## PROBLEM DETAILS
In the data below, find every line with the string "счета" and pull it out.

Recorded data
— Begin —
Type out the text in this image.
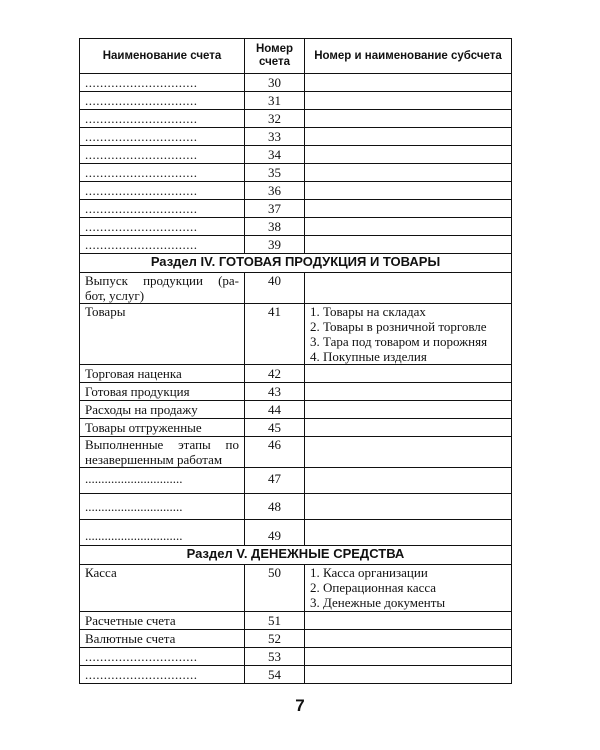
Наименование счета	Номер счета	Номер и наименование субсчета
..............................	30	
..............................	31	
..............................	32	
..............................	33	
..............................	34	
..............................	35	
..............................	36	
..............................	37	
..............................	38	
..............................	39	
Раздел IV. ГОТОВАЯ ПРОДУКЦИЯ И ТОВАРЫ		

Выпуск продукции (ра-
бот, услуг)	40	
Товары	41	1. Товары на складах
2. Товары в розничной торговле
3. Тара под товаром и порожняя
4. Покупные изделия

Торговая наценка	42	
Готовая продукция	43	
Расходы на продажу	44	
Товары отгруженные	45	

Выполненные этапы по
незавершенным работам	46	
..............................	47	
..............................	48	
..............................	49	
Раздел V. ДЕНЕЖНЫЕ СРЕДСТВА		
Касса	50	1. Касса организации
2. Операционная касса
3. Денежные документы

Расчетные счета	51	
Валютные счета	52	
..............................	53	
..............................	54	
7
— End —
## THE SOLUTION
Наименование счета	Номер счета	Номер и наименование субсчета
Расчетные счета	51	
Валютные счета	52	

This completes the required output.